Problem to work on: Nothing less than an exact copy of all the records is required.

Records supplied:
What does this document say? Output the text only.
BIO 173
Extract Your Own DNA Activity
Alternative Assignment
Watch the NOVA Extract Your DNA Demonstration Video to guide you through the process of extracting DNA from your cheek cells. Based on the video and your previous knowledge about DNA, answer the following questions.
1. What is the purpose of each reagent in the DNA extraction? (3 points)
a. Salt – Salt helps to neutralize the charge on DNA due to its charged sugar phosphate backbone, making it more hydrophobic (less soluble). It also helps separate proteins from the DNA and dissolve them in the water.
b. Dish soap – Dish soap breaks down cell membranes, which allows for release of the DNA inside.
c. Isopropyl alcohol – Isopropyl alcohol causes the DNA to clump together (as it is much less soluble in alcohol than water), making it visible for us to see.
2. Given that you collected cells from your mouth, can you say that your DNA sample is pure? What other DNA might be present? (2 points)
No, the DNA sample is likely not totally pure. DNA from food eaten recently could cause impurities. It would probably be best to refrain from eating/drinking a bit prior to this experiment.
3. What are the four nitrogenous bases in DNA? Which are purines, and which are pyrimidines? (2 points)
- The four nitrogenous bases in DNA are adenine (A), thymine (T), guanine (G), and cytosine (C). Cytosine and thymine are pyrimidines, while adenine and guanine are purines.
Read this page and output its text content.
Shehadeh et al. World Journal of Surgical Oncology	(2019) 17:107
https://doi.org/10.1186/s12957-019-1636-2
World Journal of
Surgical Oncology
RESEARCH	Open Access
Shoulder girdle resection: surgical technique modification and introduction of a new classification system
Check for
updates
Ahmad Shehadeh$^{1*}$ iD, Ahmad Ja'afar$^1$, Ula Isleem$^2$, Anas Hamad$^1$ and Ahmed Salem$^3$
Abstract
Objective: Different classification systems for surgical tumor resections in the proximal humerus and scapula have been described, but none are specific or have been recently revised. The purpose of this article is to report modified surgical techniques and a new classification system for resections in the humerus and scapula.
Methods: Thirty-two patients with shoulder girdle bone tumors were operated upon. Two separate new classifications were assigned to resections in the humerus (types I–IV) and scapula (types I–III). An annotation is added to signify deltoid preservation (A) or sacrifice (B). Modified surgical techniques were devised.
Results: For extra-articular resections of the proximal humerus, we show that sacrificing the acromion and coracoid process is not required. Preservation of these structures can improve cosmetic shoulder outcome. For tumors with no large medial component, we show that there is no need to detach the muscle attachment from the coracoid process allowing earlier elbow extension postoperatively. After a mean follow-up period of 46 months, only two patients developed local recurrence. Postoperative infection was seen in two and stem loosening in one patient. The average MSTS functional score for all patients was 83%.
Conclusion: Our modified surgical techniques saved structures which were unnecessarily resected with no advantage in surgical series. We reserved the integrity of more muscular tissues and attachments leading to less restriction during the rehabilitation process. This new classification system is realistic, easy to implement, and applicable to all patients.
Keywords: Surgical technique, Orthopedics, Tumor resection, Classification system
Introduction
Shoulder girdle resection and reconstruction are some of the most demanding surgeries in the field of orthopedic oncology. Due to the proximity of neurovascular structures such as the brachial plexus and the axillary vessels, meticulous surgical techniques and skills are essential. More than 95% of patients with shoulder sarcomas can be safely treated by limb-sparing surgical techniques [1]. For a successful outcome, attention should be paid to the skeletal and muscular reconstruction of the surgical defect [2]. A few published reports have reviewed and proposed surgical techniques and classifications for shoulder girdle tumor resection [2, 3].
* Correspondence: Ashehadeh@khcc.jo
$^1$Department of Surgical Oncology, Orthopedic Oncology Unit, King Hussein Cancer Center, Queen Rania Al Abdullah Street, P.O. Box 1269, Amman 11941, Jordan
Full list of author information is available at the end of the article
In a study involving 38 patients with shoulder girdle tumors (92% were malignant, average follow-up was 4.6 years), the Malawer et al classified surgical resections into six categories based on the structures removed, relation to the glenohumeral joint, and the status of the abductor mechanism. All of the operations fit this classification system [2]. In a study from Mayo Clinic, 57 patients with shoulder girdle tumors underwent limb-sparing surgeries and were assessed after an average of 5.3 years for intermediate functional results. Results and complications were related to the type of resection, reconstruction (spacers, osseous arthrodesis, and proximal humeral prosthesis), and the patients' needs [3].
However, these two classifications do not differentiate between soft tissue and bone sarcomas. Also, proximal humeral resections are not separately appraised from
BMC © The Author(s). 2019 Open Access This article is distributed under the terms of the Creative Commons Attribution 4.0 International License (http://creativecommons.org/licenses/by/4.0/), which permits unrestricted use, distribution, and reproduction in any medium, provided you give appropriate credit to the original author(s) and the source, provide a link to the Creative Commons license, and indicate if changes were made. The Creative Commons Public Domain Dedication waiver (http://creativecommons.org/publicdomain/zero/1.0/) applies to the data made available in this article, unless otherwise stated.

Response to this exercise:
What does this document say? Output the text only.
BIO 173
Extract Your Own DNA Activity
Alternative Assignment
Watch the NOVA Extract Your DNA Demonstration Video to guide you through the process of extracting DNA from your cheek cells. Based on the video and your previous knowledge about DNA, answer the following questions.
1. What is the purpose of each reagent in the DNA extraction? (3 points)
a. Salt – Salt helps to neutralize the charge on DNA due to its charged sugar phosphate backbone, making it more hydrophobic (less soluble). It also helps separate proteins from the DNA and dissolve them in the water.
b. Dish soap – Dish soap breaks down cell membranes, which allows for release of the DNA inside.
c. Isopropyl alcohol – Isopropyl alcohol causes the DNA to clump together (as it is much less soluble in alcohol than water), making it visible for us to see.
2. Given that you collected cells from your mouth, can you say that your DNA sample is pure? What other DNA might be present? (2 points)
No, the DNA sample is likely not totally pure. DNA from food eaten recently could cause impurities. It would probably be best to refrain from eating/drinking a bit prior to this experiment.
3. What are the four nitrogenous bases in DNA? Which are purines, and which are pyrimidines? (2 points)
- The four nitrogenous bases in DNA are adenine (A), thymine (T), guanine (G), and cytosine (C). Cytosine and thymine are pyrimidines, while adenine and guanine are purines.
Read this page and output its text content.
Shehadeh et al. World Journal of Surgical Oncology	(2019) 17:107
https://doi.org/10.1186/s12957-019-1636-2
World Journal of
Surgical Oncology
RESEARCH	Open Access
Shoulder girdle resection: surgical technique modification and introduction of a new classification system
Check for
updates
Ahmad Shehadeh$^{1*}$ iD, Ahmad Ja'afar$^1$, Ula Isleem$^2$, Anas Hamad$^1$ and Ahmed Salem$^3$
Abstract
Objective: Different classification systems for surgical tumor resections in the proximal humerus and scapula have been described, but none are specific or have been recently revised. The purpose of this article is to report modified surgical techniques and a new classification system for resections in the humerus and scapula.
Methods: Thirty-two patients with shoulder girdle bone tumors were operated upon. Two separate new classifications were assigned to resections in the humerus (types I–IV) and scapula (types I–III). An annotation is added to signify deltoid preservation (A) or sacrifice (B). Modified surgical techniques were devised.
Results: For extra-articular resections of the proximal humerus, we show that sacrificing the acromion and coracoid process is not required. Preservation of these structures can improve cosmetic shoulder outcome. For tumors with no large medial component, we show that there is no need to detach the muscle attachment from the coracoid process allowing earlier elbow extension postoperatively. After a mean follow-up period of 46 months, only two patients developed local recurrence. Postoperative infection was seen in two and stem loosening in one patient. The average MSTS functional score for all patients was 83%.
Conclusion: Our modified surgical techniques saved structures which were unnecessarily resected with no advantage in surgical series. We reserved the integrity of more muscular tissues and attachments leading to less restriction during the rehabilitation process. This new classification system is realistic, easy to implement, and applicable to all patients.
Keywords: Surgical technique, Orthopedics, Tumor resection, Classification system
Introduction
Shoulder girdle resection and reconstruction are some of the most demanding surgeries in the field of orthopedic oncology. Due to the proximity of neurovascular structures such as the brachial plexus and the axillary vessels, meticulous surgical techniques and skills are essential. More than 95% of patients with shoulder sarcomas can be safely treated by limb-sparing surgical techniques [1]. For a successful outcome, attention should be paid to the skeletal and muscular reconstruction of the surgical defect [2]. A few published reports have reviewed and proposed surgical techniques and classifications for shoulder girdle tumor resection [2, 3].
* Correspondence: Ashehadeh@khcc.jo
$^1$Department of Surgical Oncology, Orthopedic Oncology Unit, King Hussein Cancer Center, Queen Rania Al Abdullah Street, P.O. Box 1269, Amman 11941, Jordan
Full list of author information is available at the end of the article
In a study involving 38 patients with shoulder girdle tumors (92% were malignant, average follow-up was 4.6 years), the Malawer et al classified surgical resections into six categories based on the structures removed, relation to the glenohumeral joint, and the status of the abductor mechanism. All of the operations fit this classification system [2]. In a study from Mayo Clinic, 57 patients with shoulder girdle tumors underwent limb-sparing surgeries and were assessed after an average of 5.3 years for intermediate functional results. Results and complications were related to the type of resection, reconstruction (spacers, osseous arthrodesis, and proximal humeral prosthesis), and the patients' needs [3].
However, these two classifications do not differentiate between soft tissue and bone sarcomas. Also, proximal humeral resections are not separately appraised from
BMC © The Author(s). 2019 Open Access This article is distributed under the terms of the Creative Commons Attribution 4.0 International License (http://creativecommons.org/licenses/by/4.0/), which permits unrestricted use, distribution, and reproduction in any medium, provided you give appropriate credit to the original author(s) and the source, provide a link to the Creative Commons license, and indicate if changes were made. The Creative Commons Public Domain Dedication waiver (http://creativecommons.org/publicdomain/zero/1.0/) applies to the data made available in this article, unless otherwise stated.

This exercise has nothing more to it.